DATASET EXCERPTS –
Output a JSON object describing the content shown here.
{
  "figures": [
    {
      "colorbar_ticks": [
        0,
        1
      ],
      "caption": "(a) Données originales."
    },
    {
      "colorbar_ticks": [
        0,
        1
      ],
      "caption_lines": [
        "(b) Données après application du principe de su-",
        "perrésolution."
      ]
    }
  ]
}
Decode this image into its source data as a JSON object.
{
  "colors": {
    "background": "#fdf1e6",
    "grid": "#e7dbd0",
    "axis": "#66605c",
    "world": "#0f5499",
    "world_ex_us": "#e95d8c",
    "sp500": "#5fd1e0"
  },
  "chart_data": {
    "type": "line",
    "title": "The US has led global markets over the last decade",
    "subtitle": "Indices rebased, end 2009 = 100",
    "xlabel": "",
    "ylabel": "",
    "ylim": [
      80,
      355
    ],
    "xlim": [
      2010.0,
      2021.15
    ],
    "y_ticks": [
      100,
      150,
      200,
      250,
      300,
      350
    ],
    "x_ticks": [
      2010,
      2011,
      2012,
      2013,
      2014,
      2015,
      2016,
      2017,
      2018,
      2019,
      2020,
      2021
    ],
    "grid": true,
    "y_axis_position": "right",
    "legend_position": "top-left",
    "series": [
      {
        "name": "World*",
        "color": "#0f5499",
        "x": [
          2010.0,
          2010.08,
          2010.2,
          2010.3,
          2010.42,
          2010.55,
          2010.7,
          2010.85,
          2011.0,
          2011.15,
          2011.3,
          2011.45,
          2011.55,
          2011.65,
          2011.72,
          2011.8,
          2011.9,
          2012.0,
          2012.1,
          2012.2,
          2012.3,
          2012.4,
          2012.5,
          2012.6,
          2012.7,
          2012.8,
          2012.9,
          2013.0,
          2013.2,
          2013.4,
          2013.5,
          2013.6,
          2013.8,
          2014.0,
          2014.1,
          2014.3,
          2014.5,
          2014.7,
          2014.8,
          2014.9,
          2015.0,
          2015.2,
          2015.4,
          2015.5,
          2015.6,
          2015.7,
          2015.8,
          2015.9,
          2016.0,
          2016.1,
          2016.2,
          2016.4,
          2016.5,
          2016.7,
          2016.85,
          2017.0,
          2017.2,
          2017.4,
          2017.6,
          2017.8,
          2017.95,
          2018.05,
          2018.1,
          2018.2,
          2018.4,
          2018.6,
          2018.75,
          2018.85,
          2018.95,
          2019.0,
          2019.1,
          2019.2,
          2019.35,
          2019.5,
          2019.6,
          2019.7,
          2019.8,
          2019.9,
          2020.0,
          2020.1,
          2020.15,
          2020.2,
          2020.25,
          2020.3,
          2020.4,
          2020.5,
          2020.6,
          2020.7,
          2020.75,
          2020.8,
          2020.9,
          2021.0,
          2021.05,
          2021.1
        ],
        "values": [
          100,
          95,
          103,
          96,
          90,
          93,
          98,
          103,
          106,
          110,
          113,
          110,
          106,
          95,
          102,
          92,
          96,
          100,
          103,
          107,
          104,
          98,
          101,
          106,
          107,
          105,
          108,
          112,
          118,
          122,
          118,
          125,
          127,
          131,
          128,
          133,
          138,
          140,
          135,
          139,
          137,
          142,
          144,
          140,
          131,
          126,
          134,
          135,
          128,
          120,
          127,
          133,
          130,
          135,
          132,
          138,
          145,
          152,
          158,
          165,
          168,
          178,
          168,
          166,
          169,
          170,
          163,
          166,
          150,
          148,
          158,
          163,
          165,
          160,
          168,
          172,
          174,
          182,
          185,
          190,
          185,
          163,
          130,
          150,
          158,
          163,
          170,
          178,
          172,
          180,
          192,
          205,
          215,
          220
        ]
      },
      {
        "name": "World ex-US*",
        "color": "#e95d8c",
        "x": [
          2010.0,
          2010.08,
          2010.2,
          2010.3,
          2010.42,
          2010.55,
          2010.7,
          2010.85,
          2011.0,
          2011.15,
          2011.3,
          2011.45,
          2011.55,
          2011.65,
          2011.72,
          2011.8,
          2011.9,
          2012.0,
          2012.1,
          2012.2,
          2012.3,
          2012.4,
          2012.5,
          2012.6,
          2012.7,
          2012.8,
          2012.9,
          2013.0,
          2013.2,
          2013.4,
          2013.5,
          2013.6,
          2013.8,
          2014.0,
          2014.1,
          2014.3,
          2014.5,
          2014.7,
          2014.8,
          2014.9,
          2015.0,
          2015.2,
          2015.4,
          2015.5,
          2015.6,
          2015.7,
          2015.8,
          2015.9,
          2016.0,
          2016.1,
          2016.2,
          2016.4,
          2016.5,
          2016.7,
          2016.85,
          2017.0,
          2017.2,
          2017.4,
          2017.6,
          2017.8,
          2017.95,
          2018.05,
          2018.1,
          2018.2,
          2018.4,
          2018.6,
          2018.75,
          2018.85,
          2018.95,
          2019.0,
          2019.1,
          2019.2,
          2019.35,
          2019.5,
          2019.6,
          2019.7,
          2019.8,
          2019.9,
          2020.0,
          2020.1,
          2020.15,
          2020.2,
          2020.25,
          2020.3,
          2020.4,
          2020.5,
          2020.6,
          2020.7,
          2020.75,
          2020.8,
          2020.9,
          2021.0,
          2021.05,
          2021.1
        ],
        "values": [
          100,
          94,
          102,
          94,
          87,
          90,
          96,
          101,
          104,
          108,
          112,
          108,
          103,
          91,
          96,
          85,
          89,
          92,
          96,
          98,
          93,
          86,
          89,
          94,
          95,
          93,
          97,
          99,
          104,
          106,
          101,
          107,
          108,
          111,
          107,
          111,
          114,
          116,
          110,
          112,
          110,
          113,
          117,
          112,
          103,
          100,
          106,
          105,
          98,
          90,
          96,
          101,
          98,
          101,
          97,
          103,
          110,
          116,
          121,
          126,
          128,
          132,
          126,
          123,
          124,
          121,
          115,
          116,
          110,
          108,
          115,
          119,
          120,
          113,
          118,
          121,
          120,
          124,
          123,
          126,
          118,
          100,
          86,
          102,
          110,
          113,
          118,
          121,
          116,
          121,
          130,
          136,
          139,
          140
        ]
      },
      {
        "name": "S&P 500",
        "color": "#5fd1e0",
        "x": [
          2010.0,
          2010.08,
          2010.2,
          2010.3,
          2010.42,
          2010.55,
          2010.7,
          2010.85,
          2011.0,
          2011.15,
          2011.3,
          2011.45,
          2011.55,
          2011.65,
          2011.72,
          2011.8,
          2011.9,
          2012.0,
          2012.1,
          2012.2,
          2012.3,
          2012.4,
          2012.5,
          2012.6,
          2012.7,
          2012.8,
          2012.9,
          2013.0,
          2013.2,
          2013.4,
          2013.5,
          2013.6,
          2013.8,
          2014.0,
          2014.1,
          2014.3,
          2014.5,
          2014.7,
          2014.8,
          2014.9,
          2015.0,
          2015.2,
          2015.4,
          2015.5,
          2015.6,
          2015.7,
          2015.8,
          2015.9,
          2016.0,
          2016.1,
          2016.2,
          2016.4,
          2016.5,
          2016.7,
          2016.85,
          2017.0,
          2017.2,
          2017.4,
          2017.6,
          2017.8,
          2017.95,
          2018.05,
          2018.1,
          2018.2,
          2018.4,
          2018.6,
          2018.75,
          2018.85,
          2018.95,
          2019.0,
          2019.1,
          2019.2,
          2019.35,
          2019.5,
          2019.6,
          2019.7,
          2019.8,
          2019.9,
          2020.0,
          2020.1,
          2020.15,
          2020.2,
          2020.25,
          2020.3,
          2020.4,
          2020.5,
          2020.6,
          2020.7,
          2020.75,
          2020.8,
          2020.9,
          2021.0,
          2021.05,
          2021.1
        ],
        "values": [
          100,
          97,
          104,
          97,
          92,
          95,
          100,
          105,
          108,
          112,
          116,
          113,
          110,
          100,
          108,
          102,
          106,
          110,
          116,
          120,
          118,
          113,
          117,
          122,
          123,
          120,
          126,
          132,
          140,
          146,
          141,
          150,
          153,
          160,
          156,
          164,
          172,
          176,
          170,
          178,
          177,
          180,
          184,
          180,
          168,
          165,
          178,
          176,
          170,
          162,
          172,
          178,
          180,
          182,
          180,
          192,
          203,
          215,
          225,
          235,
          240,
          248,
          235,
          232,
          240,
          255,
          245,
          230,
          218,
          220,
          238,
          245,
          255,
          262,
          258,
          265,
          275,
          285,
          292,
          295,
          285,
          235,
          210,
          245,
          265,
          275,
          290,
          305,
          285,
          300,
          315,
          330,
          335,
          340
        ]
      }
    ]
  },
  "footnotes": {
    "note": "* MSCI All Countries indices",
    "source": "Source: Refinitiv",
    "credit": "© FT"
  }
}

TASK GOAL – Report how many lines of the data hold the string "source"; give only the number.

EXERCISE RESPONSE – 2